■ **MATERIAL FOR THE TASK**
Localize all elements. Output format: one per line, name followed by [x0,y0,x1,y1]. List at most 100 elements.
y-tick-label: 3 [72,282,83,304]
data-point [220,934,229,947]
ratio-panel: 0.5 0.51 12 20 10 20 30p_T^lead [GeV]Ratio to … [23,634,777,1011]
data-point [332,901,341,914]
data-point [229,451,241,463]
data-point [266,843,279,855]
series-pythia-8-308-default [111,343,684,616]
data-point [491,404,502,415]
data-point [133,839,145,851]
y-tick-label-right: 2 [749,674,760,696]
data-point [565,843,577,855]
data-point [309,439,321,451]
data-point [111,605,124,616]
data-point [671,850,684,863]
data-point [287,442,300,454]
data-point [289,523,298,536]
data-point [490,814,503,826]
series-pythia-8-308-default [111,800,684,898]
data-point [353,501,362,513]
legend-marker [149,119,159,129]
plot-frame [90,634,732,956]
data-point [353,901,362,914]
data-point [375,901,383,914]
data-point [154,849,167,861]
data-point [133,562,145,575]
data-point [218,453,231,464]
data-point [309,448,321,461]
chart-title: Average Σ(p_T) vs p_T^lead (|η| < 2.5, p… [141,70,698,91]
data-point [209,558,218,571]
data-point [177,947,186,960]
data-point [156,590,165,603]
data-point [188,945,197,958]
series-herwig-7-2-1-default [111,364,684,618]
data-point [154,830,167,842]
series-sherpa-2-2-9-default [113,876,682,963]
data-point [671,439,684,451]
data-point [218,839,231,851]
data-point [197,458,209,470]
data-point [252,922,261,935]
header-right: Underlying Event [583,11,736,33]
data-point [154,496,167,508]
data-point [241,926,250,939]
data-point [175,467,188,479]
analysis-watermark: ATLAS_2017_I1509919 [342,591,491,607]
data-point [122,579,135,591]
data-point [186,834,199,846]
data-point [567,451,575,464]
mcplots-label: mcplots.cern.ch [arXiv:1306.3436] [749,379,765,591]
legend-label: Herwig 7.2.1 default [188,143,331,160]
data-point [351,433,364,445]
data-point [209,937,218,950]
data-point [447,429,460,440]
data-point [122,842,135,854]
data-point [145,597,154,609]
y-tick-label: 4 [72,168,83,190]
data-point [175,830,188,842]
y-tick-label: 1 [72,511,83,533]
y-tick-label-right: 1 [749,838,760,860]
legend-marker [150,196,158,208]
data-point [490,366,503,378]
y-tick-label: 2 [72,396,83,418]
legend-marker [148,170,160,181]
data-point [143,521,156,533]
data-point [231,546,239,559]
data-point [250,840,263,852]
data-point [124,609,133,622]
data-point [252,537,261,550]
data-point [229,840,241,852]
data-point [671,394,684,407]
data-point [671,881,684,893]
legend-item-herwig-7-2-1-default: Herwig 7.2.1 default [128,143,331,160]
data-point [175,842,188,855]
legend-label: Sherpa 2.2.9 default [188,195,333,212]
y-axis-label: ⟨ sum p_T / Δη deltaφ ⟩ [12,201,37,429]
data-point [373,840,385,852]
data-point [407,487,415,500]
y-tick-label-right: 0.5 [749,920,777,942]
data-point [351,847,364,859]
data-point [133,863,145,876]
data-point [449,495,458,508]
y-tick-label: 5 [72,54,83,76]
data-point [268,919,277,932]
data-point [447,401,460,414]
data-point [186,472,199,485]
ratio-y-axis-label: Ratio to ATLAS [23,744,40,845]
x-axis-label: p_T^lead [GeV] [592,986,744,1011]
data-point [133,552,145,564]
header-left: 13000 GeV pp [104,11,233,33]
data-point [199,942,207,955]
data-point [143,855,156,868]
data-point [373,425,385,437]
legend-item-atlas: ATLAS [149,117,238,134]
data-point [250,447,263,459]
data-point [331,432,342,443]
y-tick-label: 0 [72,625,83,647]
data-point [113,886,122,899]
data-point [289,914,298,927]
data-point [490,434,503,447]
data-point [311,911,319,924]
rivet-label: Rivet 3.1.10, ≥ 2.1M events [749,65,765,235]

■ **THE EXERCISE**
Locate each line of the data that contains the string "tick" and copy those lines.

■ **WRITTEN SOLUTION**
y-tick-label: 3 [72,282,83,304]
y-tick-label-right: 2 [749,674,760,696]
y-tick-label: 4 [72,168,83,190]
y-tick-label: 1 [72,511,83,533]
y-tick-label-right: 1 [749,838,760,860]
y-tick-label: 2 [72,396,83,418]
y-tick-label-right: 0.5 [749,920,777,942]
y-tick-label: 5 [72,54,83,76]
y-tick-label: 0 [72,625,83,647]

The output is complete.